START Given records

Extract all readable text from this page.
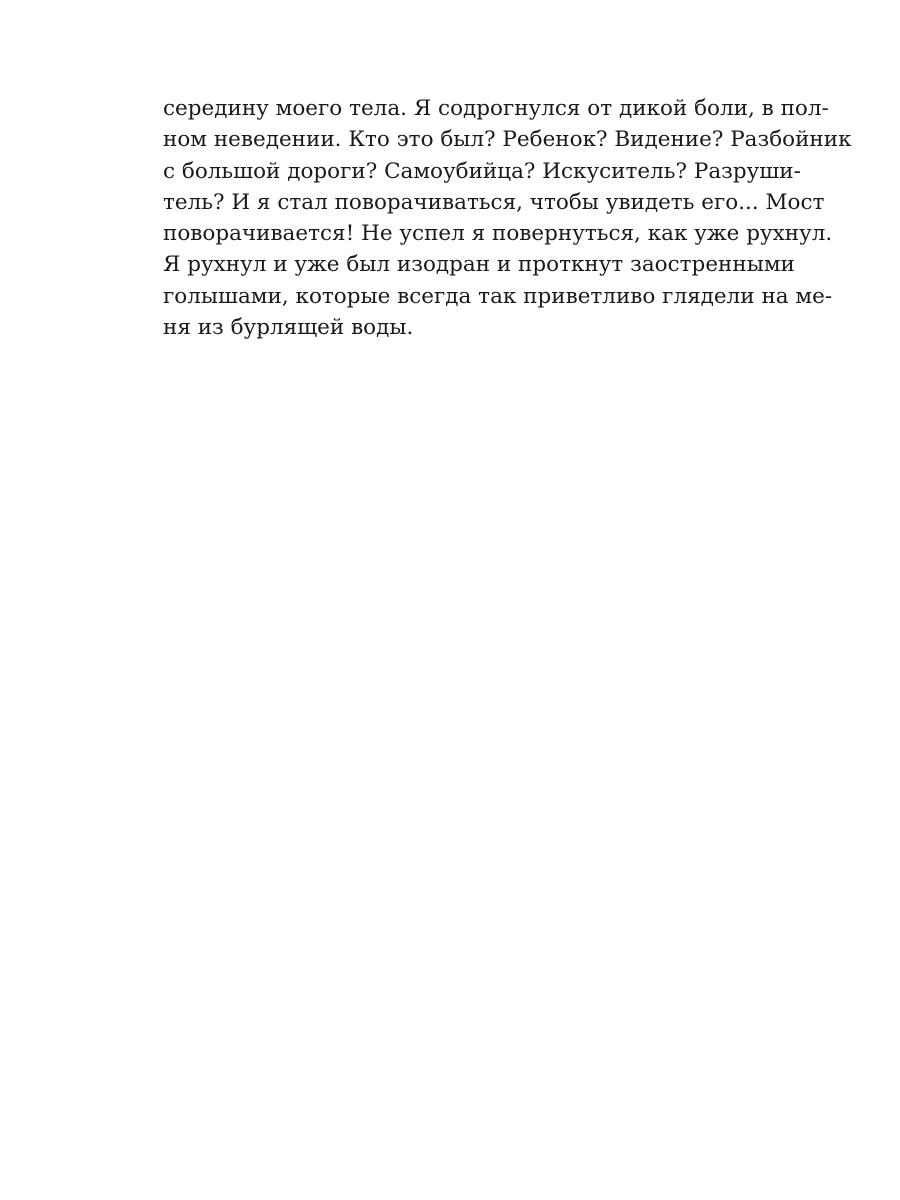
середину моего тела. Я содрогнулся от дикой боли, в пол-
ном неведении. Кто это был? Ребенок? Видение? Разбойник
с большой дороги? Самоубийца? Искуситель? Разруши-
тель? И я стал поворачиваться, чтобы увидеть его... Мост
поворачивается! Не успел я повернуться, как уже рухнул.
Я рухнул и уже был изодран и проткнут заостренными
голышами, которые всегда так приветливо глядели на ме-
ня из бурлящей воды.
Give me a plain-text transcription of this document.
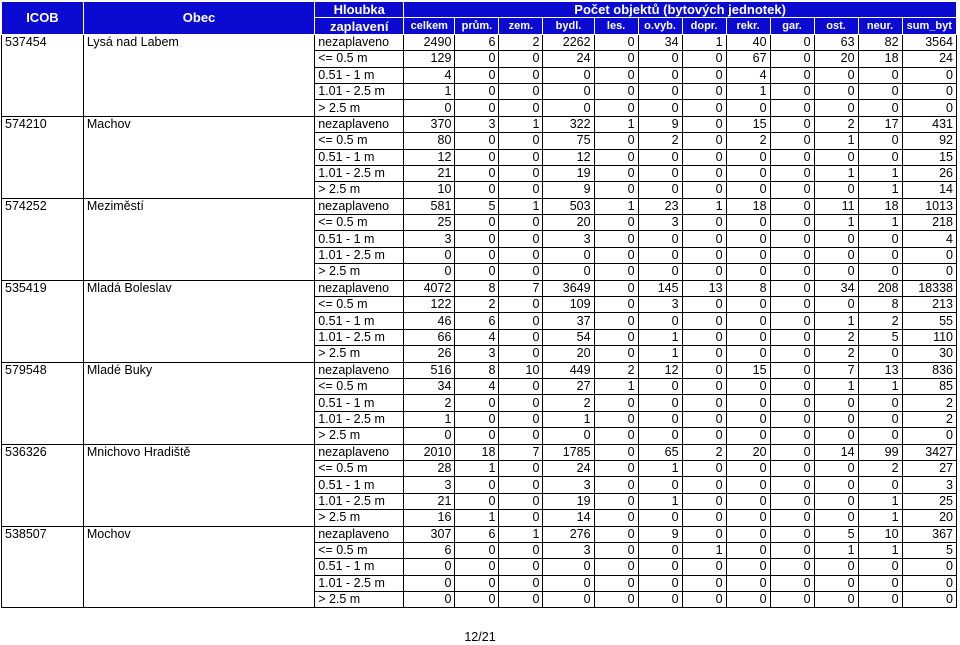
ICOB	Obec	Hloubka	Počet objektů (bytových jednotek)											
		zaplavení	celkem	prům.	zem.	bydl.	les.	o.vyb.	dopr.	rekr.	gar.	ost.	neur.	sum_byt
537454	Lysá nad Labem	nezaplaveno	2490	6	2	2262	0	34	1	40	0	63	82	3564
		<= 0.5 m	129	0	0	24	0	0	0	67	0	20	18	24
		0.51 - 1 m	4	0	0	0	0	0	0	4	0	0	0	0
		1.01 - 2.5 m	1	0	0	0	0	0	0	1	0	0	0	0
		> 2.5 m	0	0	0	0	0	0	0	0	0	0	0	0
574210	Machov	nezaplaveno	370	3	1	322	1	9	0	15	0	2	17	431
		<= 0.5 m	80	0	0	75	0	2	0	2	0	1	0	92
		0.51 - 1 m	12	0	0	12	0	0	0	0	0	0	0	15
		1.01 - 2.5 m	21	0	0	19	0	0	0	0	0	1	1	26
		> 2.5 m	10	0	0	9	0	0	0	0	0	0	1	14
574252	Meziměstí	nezaplaveno	581	5	1	503	1	23	1	18	0	11	18	1013
		<= 0.5 m	25	0	0	20	0	3	0	0	0	1	1	218
		0.51 - 1 m	3	0	0	3	0	0	0	0	0	0	0	4
		1.01 - 2.5 m	0	0	0	0	0	0	0	0	0	0	0	0
		> 2.5 m	0	0	0	0	0	0	0	0	0	0	0	0
535419	Mladá Boleslav	nezaplaveno	4072	8	7	3649	0	145	13	8	0	34	208	18338
		<= 0.5 m	122	2	0	109	0	3	0	0	0	0	8	213
		0.51 - 1 m	46	6	0	37	0	0	0	0	0	1	2	55
		1.01 - 2.5 m	66	4	0	54	0	1	0	0	0	2	5	110
		> 2.5 m	26	3	0	20	0	1	0	0	0	2	0	30
579548	Mladé Buky	nezaplaveno	516	8	10	449	2	12	0	15	0	7	13	836
		<= 0.5 m	34	4	0	27	1	0	0	0	0	1	1	85
		0.51 - 1 m	2	0	0	2	0	0	0	0	0	0	0	2
		1.01 - 2.5 m	1	0	0	1	0	0	0	0	0	0	0	2
		> 2.5 m	0	0	0	0	0	0	0	0	0	0	0	0
536326	Mnichovo Hradiště	nezaplaveno	2010	18	7	1785	0	65	2	20	0	14	99	3427
		<= 0.5 m	28	1	0	24	0	1	0	0	0	0	2	27
		0.51 - 1 m	3	0	0	3	0	0	0	0	0	0	0	3
		1.01 - 2.5 m	21	0	0	19	0	1	0	0	0	0	1	25
		> 2.5 m	16	1	0	14	0	0	0	0	0	0	1	20
538507	Mochov	nezaplaveno	307	6	1	276	0	9	0	0	0	5	10	367
		<= 0.5 m	6	0	0	3	0	0	1	0	0	1	1	5
		0.51 - 1 m	0	0	0	0	0	0	0	0	0	0	0	0
		1.01 - 2.5 m	0	0	0	0	0	0	0	0	0	0	0	0
		> 2.5 m	0	0	0	0	0	0	0	0	0	0	0	0
12/21
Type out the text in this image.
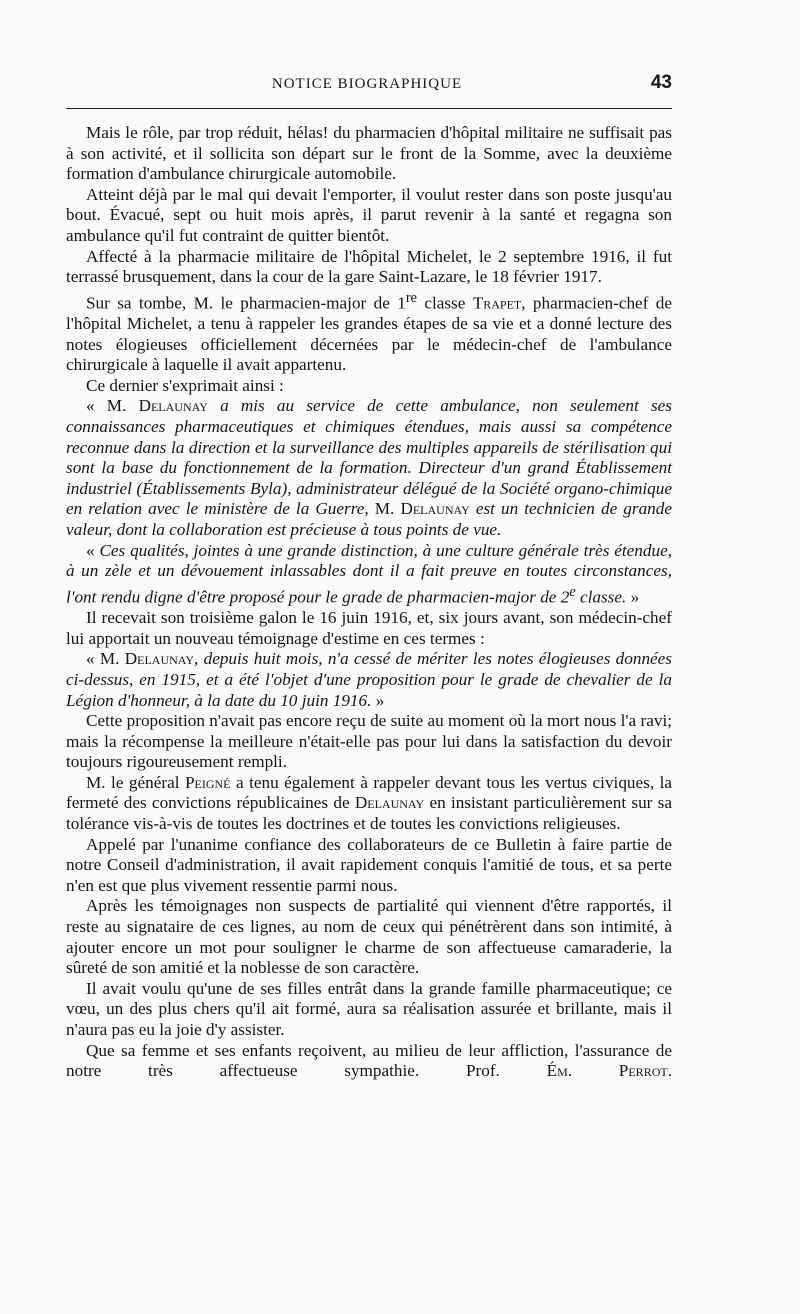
NOTICE BIOGRAPHIQUE	43

Mais le rôle, par trop réduit, hélas! du pharmacien d'hôpital militaire ne suffisait pas à son activité, et il sollicita son départ sur le front de la Somme, avec la deuxième formation d'ambulance chirurgicale automobile.

Atteint déjà par le mal qui devait l'emporter, il voulut rester dans son poste jusqu'au bout. Évacué, sept ou huit mois après, il parut revenir à la santé et regagna son ambulance qu'il fut contraint de quitter bientôt.

Affecté à la pharmacie militaire de l'hôpital Michelet, le 2 septembre 1916, il fut terrassé brusquement, dans la cour de la gare Saint-Lazare, le 18 février 1917.

Sur sa tombe, M. le pharmacien-major de 1re classe Trapet, pharmacien-chef de l'hôpital Michelet, a tenu à rappeler les grandes étapes de sa vie et a donné lecture des notes élogieuses officiellement décernées par le médecin-chef de l'ambulance chirurgicale à laquelle il avait appartenu.

Ce dernier s'exprimait ainsi :

« M. Delaunay a mis au service de cette ambulance, non seulement ses connaissances pharmaceutiques et chimiques étendues, mais aussi sa compétence reconnue dans la direction et la surveillance des multiples appareils de stérilisation qui sont la base du fonctionnement de la formation. Directeur d'un grand Établissement industriel (Établissements Byla), administrateur délégué de la Société organo-chimique en relation avec le ministère de la Guerre, M. Delaunay est un technicien de grande valeur, dont la collaboration est précieuse à tous points de vue.

« Ces qualités, jointes à une grande distinction, à une culture générale très étendue, à un zèle et un dévouement inlassables dont il a fait preuve en toutes circonstances, l'ont rendu digne d'être proposé pour le grade de pharmacien-major de 2e classe. »

Il recevait son troisième galon le 16 juin 1916, et, six jours avant, son médecin-chef lui apportait un nouveau témoignage d'estime en ces termes :

« M. Delaunay, depuis huit mois, n'a cessé de mériter les notes élogieuses données ci-dessus, en 1915, et a été l'objet d'une proposition pour le grade de chevalier de la Légion d'honneur, à la date du 10 juin 1916. »

Cette proposition n'avait pas encore reçu de suite au moment où la mort nous l'a ravi; mais la récompense la meilleure n'était-elle pas pour lui dans la satisfaction du devoir toujours rigoureusement rempli.

M. le général Peigné a tenu également à rappeler devant tous les vertus civiques, la fermeté des convictions républicaines de Delaunay en insistant particulièrement sur sa tolérance vis-à-vis de toutes les doctrines et de toutes les convictions religieuses.

Appelé par l'unanime confiance des collaborateurs de ce Bulletin à faire partie de notre Conseil d'administration, il avait rapidement conquis l'amitié de tous, et sa perte n'en est que plus vivement ressentie parmi nous.

Après les témoignages non suspects de partialité qui viennent d'être rapportés, il reste au signataire de ces lignes, au nom de ceux qui pénétrèrent dans son intimité, à ajouter encore un mot pour souligner le charme de son affectueuse camaraderie, la sûreté de son amitié et la noblesse de son caractère.

Il avait voulu qu'une de ses filles entrât dans la grande famille pharmaceutique; ce vœu, un des plus chers qu'il ait formé, aura sa réalisation assurée et brillante, mais il n'aura pas eu la joie d'y assister.

Que sa femme et ses enfants reçoivent, au milieu de leur affliction, l'assurance de notre très affectueuse sympathie.	Prof. Ém.	Perrot.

END Given records

- _Task prompt_
Give an exact copy of the material, leaving out every picture.

- _Answer to the problem_
Extract all readable text from this page.
середину моего тела. Я содрогнулся от дикой боли, в пол-
ном неведении. Кто это был? Ребенок? Видение? Разбойник
с большой дороги? Самоубийца? Искуситель? Разруши-
тель? И я стал поворачиваться, чтобы увидеть его... Мост
поворачивается! Не успел я повернуться, как уже рухнул.
Я рухнул и уже был изодран и проткнут заостренными
голышами, которые всегда так приветливо глядели на ме-
ня из бурлящей воды.
Give me a plain-text transcription of this document.
ICOB	Obec	Hloubka	Počet objektů (bytových jednotek)											
		zaplavení	celkem	prům.	zem.	bydl.	les.	o.vyb.	dopr.	rekr.	gar.	ost.	neur.	sum_byt
537454	Lysá nad Labem	nezaplaveno	2490	6	2	2262	0	34	1	40	0	63	82	3564
		<= 0.5 m	129	0	0	24	0	0	0	67	0	20	18	24
		0.51 - 1 m	4	0	0	0	0	0	0	4	0	0	0	0
		1.01 - 2.5 m	1	0	0	0	0	0	0	1	0	0	0	0
		> 2.5 m	0	0	0	0	0	0	0	0	0	0	0	0
574210	Machov	nezaplaveno	370	3	1	322	1	9	0	15	0	2	17	431
		<= 0.5 m	80	0	0	75	0	2	0	2	0	1	0	92
		0.51 - 1 m	12	0	0	12	0	0	0	0	0	0	0	15
		1.01 - 2.5 m	21	0	0	19	0	0	0	0	0	1	1	26
		> 2.5 m	10	0	0	9	0	0	0	0	0	0	1	14
574252	Meziměstí	nezaplaveno	581	5	1	503	1	23	1	18	0	11	18	1013
		<= 0.5 m	25	0	0	20	0	3	0	0	0	1	1	218
		0.51 - 1 m	3	0	0	3	0	0	0	0	0	0	0	4
		1.01 - 2.5 m	0	0	0	0	0	0	0	0	0	0	0	0
		> 2.5 m	0	0	0	0	0	0	0	0	0	0	0	0
535419	Mladá Boleslav	nezaplaveno	4072	8	7	3649	0	145	13	8	0	34	208	18338
		<= 0.5 m	122	2	0	109	0	3	0	0	0	0	8	213
		0.51 - 1 m	46	6	0	37	0	0	0	0	0	1	2	55
		1.01 - 2.5 m	66	4	0	54	0	1	0	0	0	2	5	110
		> 2.5 m	26	3	0	20	0	1	0	0	0	2	0	30
579548	Mladé Buky	nezaplaveno	516	8	10	449	2	12	0	15	0	7	13	836
		<= 0.5 m	34	4	0	27	1	0	0	0	0	1	1	85
		0.51 - 1 m	2	0	0	2	0	0	0	0	0	0	0	2
		1.01 - 2.5 m	1	0	0	1	0	0	0	0	0	0	0	2
		> 2.5 m	0	0	0	0	0	0	0	0	0	0	0	0
536326	Mnichovo Hradiště	nezaplaveno	2010	18	7	1785	0	65	2	20	0	14	99	3427
		<= 0.5 m	28	1	0	24	0	1	0	0	0	0	2	27
		0.51 - 1 m	3	0	0	3	0	0	0	0	0	0	0	3
		1.01 - 2.5 m	21	0	0	19	0	1	0	0	0	0	1	25
		> 2.5 m	16	1	0	14	0	0	0	0	0	0	1	20
538507	Mochov	nezaplaveno	307	6	1	276	0	9	0	0	0	5	10	367
		<= 0.5 m	6	0	0	3	0	0	1	0	0	1	1	5
		0.51 - 1 m	0	0	0	0	0	0	0	0	0	0	0	0
		1.01 - 2.5 m	0	0	0	0	0	0	0	0	0	0	0	0
		> 2.5 m	0	0	0	0	0	0	0	0	0	0	0	0
12/21
Type out the text in this image.
NOTICE BIOGRAPHIQUE	43

Mais le rôle, par trop réduit, hélas! du pharmacien d'hôpital militaire ne suffisait pas à son activité, et il sollicita son départ sur le front de la Somme, avec la deuxième formation d'ambulance chirurgicale automobile.

Atteint déjà par le mal qui devait l'emporter, il voulut rester dans son poste jusqu'au bout. Évacué, sept ou huit mois après, il parut revenir à la santé et regagna son ambulance qu'il fut contraint de quitter bientôt.

Affecté à la pharmacie militaire de l'hôpital Michelet, le 2 septembre 1916, il fut terrassé brusquement, dans la cour de la gare Saint-Lazare, le 18 février 1917.

Sur sa tombe, M. le pharmacien-major de 1re classe Trapet, pharmacien-chef de l'hôpital Michelet, a tenu à rappeler les grandes étapes de sa vie et a donné lecture des notes élogieuses officiellement décernées par le médecin-chef de l'ambulance chirurgicale à laquelle il avait appartenu.

Ce dernier s'exprimait ainsi :

« M. Delaunay a mis au service de cette ambulance, non seulement ses connaissances pharmaceutiques et chimiques étendues, mais aussi sa compétence reconnue dans la direction et la surveillance des multiples appareils de stérilisation qui sont la base du fonctionnement de la formation. Directeur d'un grand Établissement industriel (Établissements Byla), administrateur délégué de la Société organo-chimique en relation avec le ministère de la Guerre, M. Delaunay est un technicien de grande valeur, dont la collaboration est précieuse à tous points de vue.

« Ces qualités, jointes à une grande distinction, à une culture générale très étendue, à un zèle et un dévouement inlassables dont il a fait preuve en toutes circonstances, l'ont rendu digne d'être proposé pour le grade de pharmacien-major de 2e classe. »

Il recevait son troisième galon le 16 juin 1916, et, six jours avant, son médecin-chef lui apportait un nouveau témoignage d'estime en ces termes :

« M. Delaunay, depuis huit mois, n'a cessé de mériter les notes élogieuses données ci-dessus, en 1915, et a été l'objet d'une proposition pour le grade de chevalier de la Légion d'honneur, à la date du 10 juin 1916. »

Cette proposition n'avait pas encore reçu de suite au moment où la mort nous l'a ravi; mais la récompense la meilleure n'était-elle pas pour lui dans la satisfaction du devoir toujours rigoureusement rempli.

M. le général Peigné a tenu également à rappeler devant tous les vertus civiques, la fermeté des convictions républicaines de Delaunay en insistant particulièrement sur sa tolérance vis-à-vis de toutes les doctrines et de toutes les convictions religieuses.

Appelé par l'unanime confiance des collaborateurs de ce Bulletin à faire partie de notre Conseil d'administration, il avait rapidement conquis l'amitié de tous, et sa perte n'en est que plus vivement ressentie parmi nous.

Après les témoignages non suspects de partialité qui viennent d'être rapportés, il reste au signataire de ces lignes, au nom de ceux qui pénétrèrent dans son intimité, à ajouter encore un mot pour souligner le charme de son affectueuse camaraderie, la sûreté de son amitié et la noblesse de son caractère.

Il avait voulu qu'une de ses filles entrât dans la grande famille pharmaceutique; ce vœu, un des plus chers qu'il ait formé, aura sa réalisation assurée et brillante, mais il n'aura pas eu la joie d'y assister.

Que sa femme et ses enfants reçoivent, au milieu de leur affliction, l'assurance de notre très affectueuse sympathie.	Prof. Ém.	Perrot.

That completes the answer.